• [Problem description]: Every line of the material is to be repeated exactly as it stands.
— start of Input for this task —
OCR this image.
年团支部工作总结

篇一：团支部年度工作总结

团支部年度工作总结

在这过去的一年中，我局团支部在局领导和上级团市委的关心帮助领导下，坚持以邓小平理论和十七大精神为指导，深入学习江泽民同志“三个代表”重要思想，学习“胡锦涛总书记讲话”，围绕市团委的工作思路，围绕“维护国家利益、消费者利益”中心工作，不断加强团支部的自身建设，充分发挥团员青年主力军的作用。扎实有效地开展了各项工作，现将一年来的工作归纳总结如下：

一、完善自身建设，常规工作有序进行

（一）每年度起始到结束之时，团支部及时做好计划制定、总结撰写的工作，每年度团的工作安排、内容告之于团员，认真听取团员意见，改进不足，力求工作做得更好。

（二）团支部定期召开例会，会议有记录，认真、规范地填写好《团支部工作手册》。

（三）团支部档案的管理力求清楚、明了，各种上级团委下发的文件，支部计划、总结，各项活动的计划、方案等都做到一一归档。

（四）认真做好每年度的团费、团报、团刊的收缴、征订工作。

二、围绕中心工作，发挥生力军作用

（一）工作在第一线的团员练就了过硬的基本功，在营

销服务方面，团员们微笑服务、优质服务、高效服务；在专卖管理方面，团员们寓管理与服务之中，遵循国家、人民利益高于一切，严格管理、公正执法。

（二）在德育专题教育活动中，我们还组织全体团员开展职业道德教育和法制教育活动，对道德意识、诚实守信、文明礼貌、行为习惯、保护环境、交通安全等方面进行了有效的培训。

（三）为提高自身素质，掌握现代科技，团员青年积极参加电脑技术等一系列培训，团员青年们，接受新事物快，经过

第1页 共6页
— end of Input for this task —
• [Task response]:
OCR this image.
年团支部工作总结

篇一：团支部年度工作总结

团支部年度工作总结

在这过去的一年中，我局团支部在局领导和上级团市委的关心帮助领导下，坚持以邓小平理论和十七大精神为指导，深入学习江泽民同志“三个代表”重要思想，学习“胡锦涛总书记讲话”，围绕市团委的工作思路，围绕“维护国家利益、消费者利益”中心工作，不断加强团支部的自身建设，充分发挥团员青年主力军的作用。扎实有效地开展了各项工作，现将一年来的工作归纳总结如下：

一、完善自身建设，常规工作有序进行

（一）每年度起始到结束之时，团支部及时做好计划制定、总结撰写的工作，每年度团的工作安排、内容告之于团员，认真听取团员意见，改进不足，力求工作做得更好。

（二）团支部定期召开例会，会议有记录，认真、规范地填写好《团支部工作手册》。

（三）团支部档案的管理力求清楚、明了，各种上级团委下发的文件，支部计划、总结，各项活动的计划、方案等都做到一一归档。

（四）认真做好每年度的团费、团报、团刊的收缴、征订工作。

二、围绕中心工作，发挥生力军作用

（一）工作在第一线的团员练就了过硬的基本功，在营

销服务方面，团员们微笑服务、优质服务、高效服务；在专卖管理方面，团员们寓管理与服务之中，遵循国家、人民利益高于一切，严格管理、公正执法。

（二）在德育专题教育活动中，我们还组织全体团员开展职业道德教育和法制教育活动，对道德意识、诚实守信、文明礼貌、行为习惯、保护环境、交通安全等方面进行了有效的培训。

（三）为提高自身素质，掌握现代科技，团员青年积极参加电脑技术等一系列培训，团员青年们，接受新事物快，经过

第1页 共6页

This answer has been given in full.